--- Source text ---
John Griffin; Where's your common sense?
Ambling across the front lawn, a keg of home brew under my arm, I step over several prone bodies and rap smartly on the front door, just as the music is being turned down and the lights are being turned off. I am late to this ‘John Griffin and his comments about cyclists’ party, but I am here nonetheless and I am still determined to neck my ale and have a good time. Torturous metaphor over.
If you haven’t heard, Griffin, chairman of London cab company Addison Lee, decided to use his ‘Chairman’s Column’ in the spring 2012 issue of their quarterly magazine to pontificate on the increased presence of cyclists on the roads of London. This went as follows:
“Green party candidates and others are up in arms about what they see as the murder of cyclists on London roads.
There has, as we all know, been a tremendous upsurge in cycling and cycling shops. This summer the roads will be thick with bicycles. These cyclists are throwing themselves onto some of the most congested spaces in the world. They leap onto a vehicle which offers them no protection except a padded plastic hat.
Should a motorist fail to observe a granny wobbling to avoid a pothole or a rain drain, then he is guilty of failing to anticipate that this was somebody on her maiden voyage into the abyss. The fact is he just didn't see her and however cautious, caring or alert he is, the influx of beginner cyclists is going to lead to an overall increase in accidents involving cyclists.
The rest of us occupying this roadspace have had to undergo extensive training. We are sitting inside a protected space with impact bars and air bags and paying extortionate amounts of taxes on our vehicle purchase, parking, servicing, insurance and road tax.
It is time for us to say to cyclists 'You want to join our gang, get trained and pay up'.”

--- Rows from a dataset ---
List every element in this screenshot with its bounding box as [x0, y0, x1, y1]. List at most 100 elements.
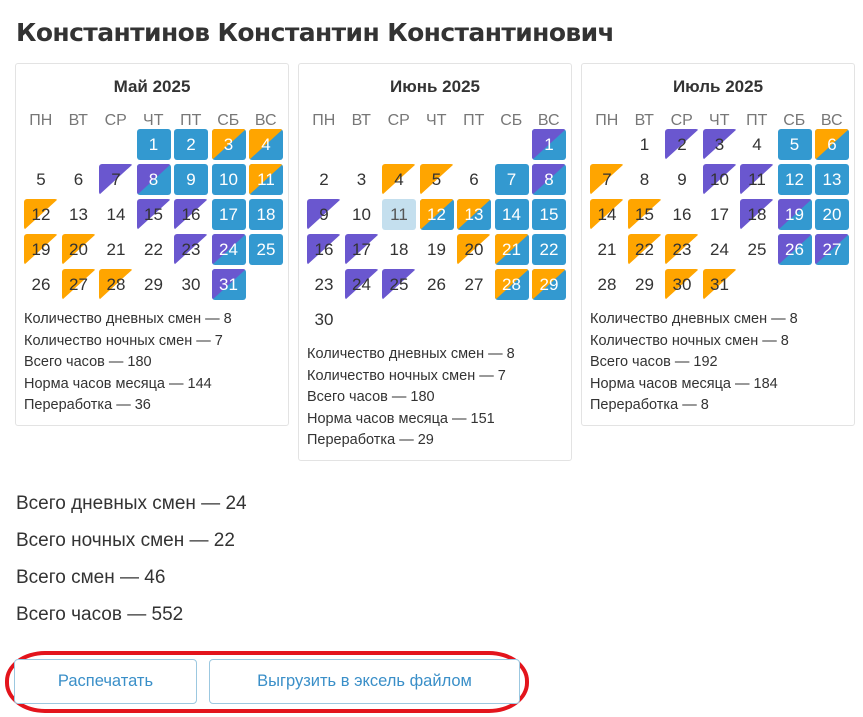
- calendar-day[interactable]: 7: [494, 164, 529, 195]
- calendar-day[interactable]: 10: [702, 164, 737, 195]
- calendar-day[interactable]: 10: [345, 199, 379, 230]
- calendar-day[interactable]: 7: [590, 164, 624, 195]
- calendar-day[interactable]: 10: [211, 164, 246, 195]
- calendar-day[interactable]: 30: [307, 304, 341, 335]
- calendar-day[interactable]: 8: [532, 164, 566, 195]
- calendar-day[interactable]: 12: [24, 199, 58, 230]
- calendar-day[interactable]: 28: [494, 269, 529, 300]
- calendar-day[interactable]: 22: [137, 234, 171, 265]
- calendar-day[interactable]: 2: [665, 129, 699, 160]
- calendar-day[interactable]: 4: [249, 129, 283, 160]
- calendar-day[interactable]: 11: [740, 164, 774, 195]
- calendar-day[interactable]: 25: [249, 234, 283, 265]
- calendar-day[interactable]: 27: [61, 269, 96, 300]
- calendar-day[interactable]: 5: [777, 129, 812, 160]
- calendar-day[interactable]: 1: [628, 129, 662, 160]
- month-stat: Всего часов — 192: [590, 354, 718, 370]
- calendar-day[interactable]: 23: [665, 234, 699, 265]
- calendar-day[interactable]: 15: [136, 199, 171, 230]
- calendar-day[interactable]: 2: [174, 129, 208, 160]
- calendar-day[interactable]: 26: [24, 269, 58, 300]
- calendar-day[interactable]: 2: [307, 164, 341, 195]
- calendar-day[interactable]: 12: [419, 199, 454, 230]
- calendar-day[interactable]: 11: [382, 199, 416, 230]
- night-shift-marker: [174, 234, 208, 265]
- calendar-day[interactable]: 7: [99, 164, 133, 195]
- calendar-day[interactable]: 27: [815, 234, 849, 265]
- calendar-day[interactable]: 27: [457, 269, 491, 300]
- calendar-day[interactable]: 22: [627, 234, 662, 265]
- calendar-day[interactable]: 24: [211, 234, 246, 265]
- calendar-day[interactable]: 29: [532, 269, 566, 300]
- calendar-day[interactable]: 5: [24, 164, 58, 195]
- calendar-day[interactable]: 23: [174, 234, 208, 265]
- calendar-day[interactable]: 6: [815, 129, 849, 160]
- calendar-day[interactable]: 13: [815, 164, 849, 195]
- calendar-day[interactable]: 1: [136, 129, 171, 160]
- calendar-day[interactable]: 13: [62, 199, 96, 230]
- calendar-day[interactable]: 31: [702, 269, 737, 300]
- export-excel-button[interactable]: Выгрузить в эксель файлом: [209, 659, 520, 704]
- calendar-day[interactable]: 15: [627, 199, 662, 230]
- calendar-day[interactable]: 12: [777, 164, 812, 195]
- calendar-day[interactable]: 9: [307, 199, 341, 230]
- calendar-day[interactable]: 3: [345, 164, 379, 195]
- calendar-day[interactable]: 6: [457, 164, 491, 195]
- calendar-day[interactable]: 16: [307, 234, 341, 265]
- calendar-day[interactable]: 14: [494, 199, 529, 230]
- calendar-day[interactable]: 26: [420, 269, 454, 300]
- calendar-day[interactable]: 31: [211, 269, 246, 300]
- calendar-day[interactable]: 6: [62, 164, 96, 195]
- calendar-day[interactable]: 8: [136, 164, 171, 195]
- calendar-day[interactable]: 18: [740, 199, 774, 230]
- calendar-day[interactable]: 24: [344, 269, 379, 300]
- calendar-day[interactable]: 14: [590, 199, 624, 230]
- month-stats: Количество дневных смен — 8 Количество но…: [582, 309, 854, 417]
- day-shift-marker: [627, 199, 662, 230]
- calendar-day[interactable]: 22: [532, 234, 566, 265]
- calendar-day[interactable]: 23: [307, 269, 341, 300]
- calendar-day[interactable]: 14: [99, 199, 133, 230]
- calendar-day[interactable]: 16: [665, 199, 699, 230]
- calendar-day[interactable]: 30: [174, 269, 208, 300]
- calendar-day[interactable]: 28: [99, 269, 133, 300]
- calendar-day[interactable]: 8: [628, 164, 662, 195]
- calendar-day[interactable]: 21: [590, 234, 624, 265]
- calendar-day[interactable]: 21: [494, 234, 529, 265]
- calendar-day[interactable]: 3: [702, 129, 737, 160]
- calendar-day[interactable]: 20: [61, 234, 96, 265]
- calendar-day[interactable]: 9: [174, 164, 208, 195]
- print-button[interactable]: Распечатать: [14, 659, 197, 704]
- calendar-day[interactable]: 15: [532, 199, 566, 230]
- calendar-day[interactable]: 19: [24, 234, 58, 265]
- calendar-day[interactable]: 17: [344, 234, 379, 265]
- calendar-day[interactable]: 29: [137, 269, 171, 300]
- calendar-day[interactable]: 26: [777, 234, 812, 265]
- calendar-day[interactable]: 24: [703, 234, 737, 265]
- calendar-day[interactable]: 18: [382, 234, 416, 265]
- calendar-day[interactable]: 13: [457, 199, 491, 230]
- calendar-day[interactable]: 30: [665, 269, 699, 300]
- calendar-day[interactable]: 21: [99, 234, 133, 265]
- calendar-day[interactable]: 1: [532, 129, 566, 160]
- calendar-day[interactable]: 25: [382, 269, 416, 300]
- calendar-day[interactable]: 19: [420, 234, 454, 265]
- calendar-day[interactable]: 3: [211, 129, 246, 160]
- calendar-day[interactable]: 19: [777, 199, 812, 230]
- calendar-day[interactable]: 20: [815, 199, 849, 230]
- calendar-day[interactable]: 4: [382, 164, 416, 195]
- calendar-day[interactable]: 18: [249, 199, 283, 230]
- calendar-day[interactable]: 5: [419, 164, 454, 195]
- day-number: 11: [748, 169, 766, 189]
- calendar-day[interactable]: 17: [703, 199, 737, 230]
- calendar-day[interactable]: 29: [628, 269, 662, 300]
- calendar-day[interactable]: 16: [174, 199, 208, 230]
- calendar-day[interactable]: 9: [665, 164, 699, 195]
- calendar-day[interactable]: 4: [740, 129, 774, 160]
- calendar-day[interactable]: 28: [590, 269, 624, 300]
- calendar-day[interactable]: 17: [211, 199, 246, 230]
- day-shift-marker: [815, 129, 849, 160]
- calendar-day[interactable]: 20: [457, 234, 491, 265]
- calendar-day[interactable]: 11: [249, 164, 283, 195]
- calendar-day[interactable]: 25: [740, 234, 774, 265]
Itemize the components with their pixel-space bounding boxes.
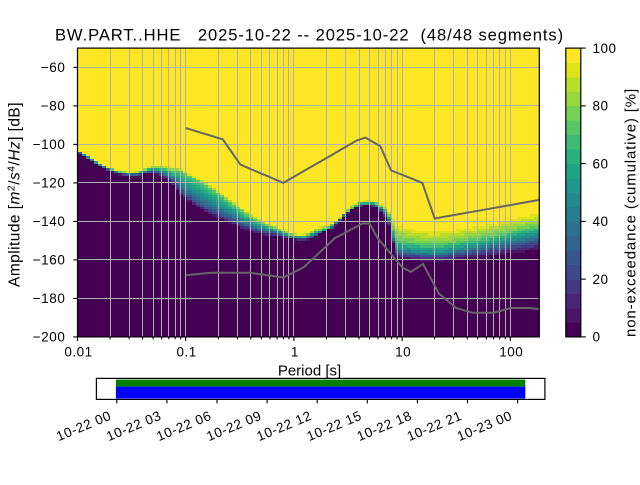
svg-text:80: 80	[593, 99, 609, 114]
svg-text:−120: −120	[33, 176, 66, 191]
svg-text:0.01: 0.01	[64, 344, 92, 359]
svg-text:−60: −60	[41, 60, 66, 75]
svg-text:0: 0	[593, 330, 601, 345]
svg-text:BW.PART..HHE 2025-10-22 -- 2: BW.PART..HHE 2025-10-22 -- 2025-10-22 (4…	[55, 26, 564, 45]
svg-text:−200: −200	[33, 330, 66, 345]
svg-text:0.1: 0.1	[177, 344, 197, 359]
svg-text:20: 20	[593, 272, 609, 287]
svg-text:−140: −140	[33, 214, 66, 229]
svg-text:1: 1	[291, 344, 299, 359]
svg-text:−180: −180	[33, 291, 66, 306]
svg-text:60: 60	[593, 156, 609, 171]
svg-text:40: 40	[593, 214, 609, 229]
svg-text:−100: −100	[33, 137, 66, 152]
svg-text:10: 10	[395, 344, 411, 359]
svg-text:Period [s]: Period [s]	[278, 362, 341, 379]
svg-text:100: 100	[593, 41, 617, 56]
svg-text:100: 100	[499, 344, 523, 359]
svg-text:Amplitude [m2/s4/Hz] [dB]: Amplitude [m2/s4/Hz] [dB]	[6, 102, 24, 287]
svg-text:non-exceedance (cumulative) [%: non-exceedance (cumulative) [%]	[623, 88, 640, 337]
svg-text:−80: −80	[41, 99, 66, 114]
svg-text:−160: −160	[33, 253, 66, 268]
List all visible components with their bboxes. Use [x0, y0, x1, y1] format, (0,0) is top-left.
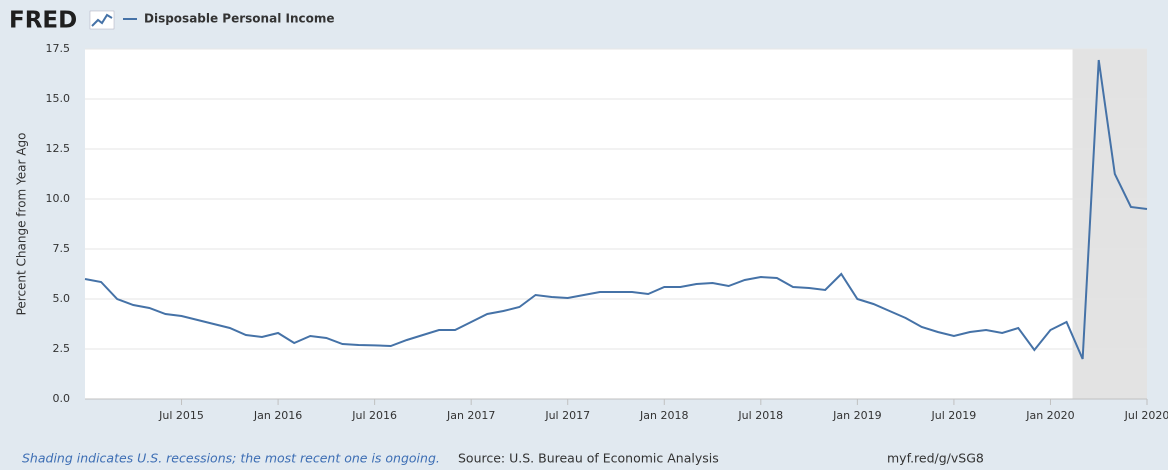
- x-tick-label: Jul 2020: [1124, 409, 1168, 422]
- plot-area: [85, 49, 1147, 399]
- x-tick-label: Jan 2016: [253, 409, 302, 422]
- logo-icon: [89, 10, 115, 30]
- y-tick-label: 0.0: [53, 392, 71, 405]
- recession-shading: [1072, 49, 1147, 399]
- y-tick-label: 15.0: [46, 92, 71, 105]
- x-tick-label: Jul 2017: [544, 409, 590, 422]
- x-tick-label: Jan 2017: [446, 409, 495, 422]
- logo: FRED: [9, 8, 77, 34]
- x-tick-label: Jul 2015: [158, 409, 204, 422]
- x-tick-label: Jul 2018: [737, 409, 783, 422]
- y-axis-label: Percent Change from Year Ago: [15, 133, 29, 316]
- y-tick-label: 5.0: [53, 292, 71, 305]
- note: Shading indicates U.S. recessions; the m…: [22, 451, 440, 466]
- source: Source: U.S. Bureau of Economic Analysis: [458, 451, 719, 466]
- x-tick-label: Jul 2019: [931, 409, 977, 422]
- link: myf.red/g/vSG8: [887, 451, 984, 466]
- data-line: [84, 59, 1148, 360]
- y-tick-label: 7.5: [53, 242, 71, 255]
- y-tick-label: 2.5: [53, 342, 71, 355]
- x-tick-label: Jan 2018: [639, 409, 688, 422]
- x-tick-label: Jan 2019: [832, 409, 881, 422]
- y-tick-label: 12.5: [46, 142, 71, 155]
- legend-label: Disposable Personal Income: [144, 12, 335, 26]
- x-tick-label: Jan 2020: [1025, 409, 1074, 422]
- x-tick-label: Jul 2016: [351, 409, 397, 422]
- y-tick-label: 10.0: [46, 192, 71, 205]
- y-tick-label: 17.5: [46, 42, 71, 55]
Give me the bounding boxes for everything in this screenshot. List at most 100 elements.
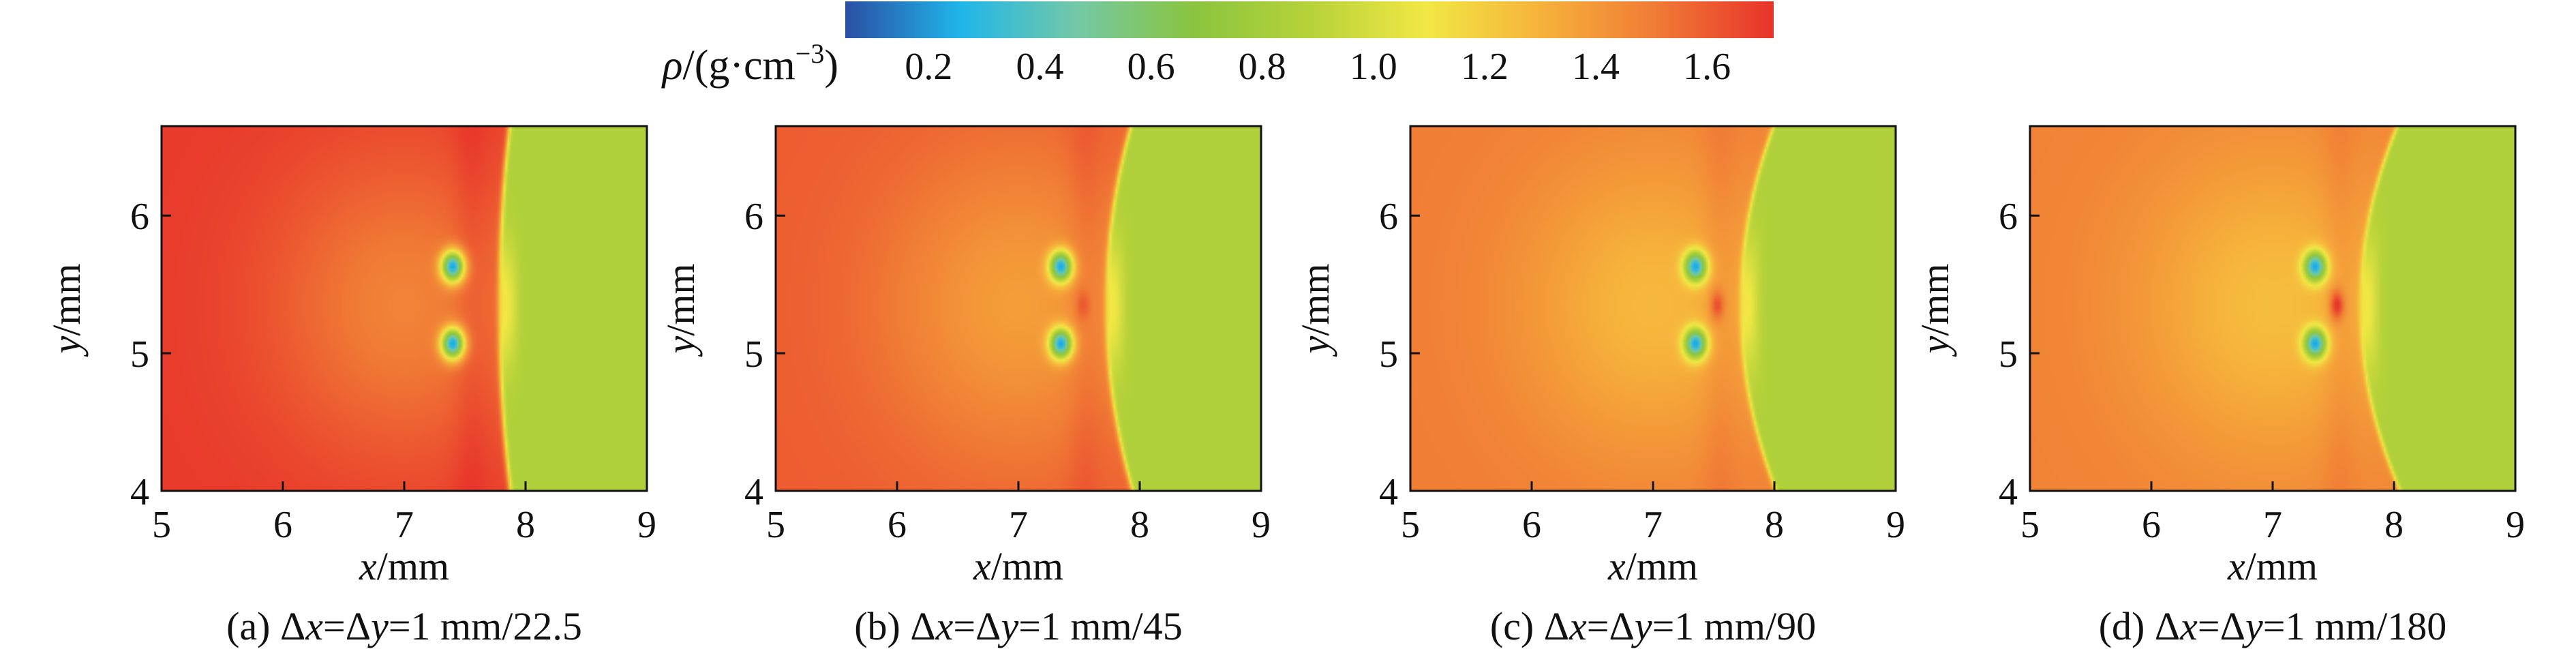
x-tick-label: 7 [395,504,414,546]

--- Exercises ---
1) Decide whether each statement agrees with the John Griffin piece, answering yes or no and quoting the words that settle it: (a) Griffin's column ran in the spring 2012 issue of the company's quarterly magazine. (b) Griffin claims a motorist who is careful enough can prevent any rise in accidents involving cyclists. (c) The writer describes arriving early to the party.
2) According to the John Griffin piece, why does Griffin think cyclists should be told to "get trained and pay up"? Answer in one to three sentences.

--- Results of the exercise ---
1)
(a) Yes: "in the spring 2012 issue of their quarterly magazine"
(b) No: "however cautious, caring or alert he is, the influx of beginner cyclists is going to lead to an overall increase in accidents involving cyclists"
(c) No: "I am late to this ‘John Griffin and his comments about cyclists’ party"

2) Griffin says everyone else using the road space has had to undergo extensive training. He adds that they pay extortionate taxes on vehicle purchase, parking, servicing, insurance and road tax.